What is needed:
Copy each line below without leaving any out.

Data excerpts
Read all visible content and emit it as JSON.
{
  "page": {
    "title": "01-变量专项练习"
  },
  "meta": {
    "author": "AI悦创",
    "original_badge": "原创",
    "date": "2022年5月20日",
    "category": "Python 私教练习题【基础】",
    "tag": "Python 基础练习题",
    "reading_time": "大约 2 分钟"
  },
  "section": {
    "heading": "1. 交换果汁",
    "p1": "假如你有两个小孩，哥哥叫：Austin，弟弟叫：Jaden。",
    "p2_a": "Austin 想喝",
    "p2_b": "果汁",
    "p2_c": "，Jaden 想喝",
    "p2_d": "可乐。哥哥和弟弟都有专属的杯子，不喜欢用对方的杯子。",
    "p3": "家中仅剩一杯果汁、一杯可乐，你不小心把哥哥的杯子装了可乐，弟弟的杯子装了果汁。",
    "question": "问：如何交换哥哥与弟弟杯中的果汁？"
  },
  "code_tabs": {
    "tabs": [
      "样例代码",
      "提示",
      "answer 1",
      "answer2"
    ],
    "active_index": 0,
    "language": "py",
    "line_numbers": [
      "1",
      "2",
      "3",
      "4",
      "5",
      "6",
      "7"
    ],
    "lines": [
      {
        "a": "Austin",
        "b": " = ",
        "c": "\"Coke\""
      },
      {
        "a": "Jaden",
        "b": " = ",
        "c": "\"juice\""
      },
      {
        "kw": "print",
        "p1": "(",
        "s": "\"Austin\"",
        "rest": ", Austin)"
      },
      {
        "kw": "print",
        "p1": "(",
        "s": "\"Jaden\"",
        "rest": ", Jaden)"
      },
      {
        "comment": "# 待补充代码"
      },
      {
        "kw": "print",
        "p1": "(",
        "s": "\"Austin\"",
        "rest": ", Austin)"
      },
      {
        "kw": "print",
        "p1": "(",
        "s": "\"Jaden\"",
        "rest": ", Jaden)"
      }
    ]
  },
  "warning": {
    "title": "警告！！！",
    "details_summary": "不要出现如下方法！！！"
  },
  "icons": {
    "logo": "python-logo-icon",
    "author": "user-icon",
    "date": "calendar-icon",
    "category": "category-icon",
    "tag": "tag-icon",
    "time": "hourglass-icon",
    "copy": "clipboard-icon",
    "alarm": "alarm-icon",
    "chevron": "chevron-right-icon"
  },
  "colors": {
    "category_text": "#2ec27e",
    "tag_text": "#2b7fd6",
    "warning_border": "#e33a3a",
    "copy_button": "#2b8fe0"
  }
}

Problem solution:
Read all visible content and emit it as JSON.
{
  "page": {
    "title": "01-变量专项练习"
  },
  "meta": {
    "author": "AI悦创",
    "original_badge": "原创",
    "date": "2022年5月20日",
    "category": "Python 私教练习题【基础】",
    "tag": "Python 基础练习题",
    "reading_time": "大约 2 分钟"
  },
  "section": {
    "heading": "1. 交换果汁",
    "p1": "假如你有两个小孩，哥哥叫：Austin，弟弟叫：Jaden。",
    "p2_a": "Austin 想喝",
    "p2_b": "果汁",
    "p2_c": "，Jaden 想喝",
    "p2_d": "可乐。哥哥和弟弟都有专属的杯子，不喜欢用对方的杯子。",
    "p3": "家中仅剩一杯果汁、一杯可乐，你不小心把哥哥的杯子装了可乐，弟弟的杯子装了果汁。",
    "question": "问：如何交换哥哥与弟弟杯中的果汁？"
  },
  "code_tabs": {
    "tabs": [
      "样例代码",
      "提示",
      "answer 1",
      "answer2"
    ],
    "active_index": 0,
    "language": "py",
    "line_numbers": [
      "1",
      "2",
      "3",
      "4",
      "5",
      "6",
      "7"
    ],
    "lines": [
      {
        "a": "Austin",
        "b": " = ",
        "c": "\"Coke\""
      },
      {
        "a": "Jaden",
        "b": " = ",
        "c": "\"juice\""
      },
      {
        "kw": "print",
        "p1": "(",
        "s": "\"Austin\"",
        "rest": ", Austin)"
      },
      {
        "kw": "print",
        "p1": "(",
        "s": "\"Jaden\"",
        "rest": ", Jaden)"
      },
      {
        "comment": "# 待补充代码"
      },
      {
        "kw": "print",
        "p1": "(",
        "s": "\"Austin\"",
        "rest": ", Austin)"
      },
      {
        "kw": "print",
        "p1": "(",
        "s": "\"Jaden\"",
        "rest": ", Jaden)"
      }
    ]
  },
  "warning": {
    "title": "警告！！！",
    "details_summary": "不要出现如下方法！！！"
  },
  "icons": {
    "logo": "python-logo-icon",
    "author": "user-icon",
    "date": "calendar-icon",
    "category": "category-icon",
    "tag": "tag-icon",
    "time": "hourglass-icon",
    "copy": "clipboard-icon",
    "alarm": "alarm-icon",
    "chevron": "chevron-right-icon"
  },
  "colors": {
    "category_text": "#2ec27e",
    "tag_text": "#2b7fd6",
    "warning_border": "#e33a3a",
    "copy_button": "#2b8fe0"
  }
}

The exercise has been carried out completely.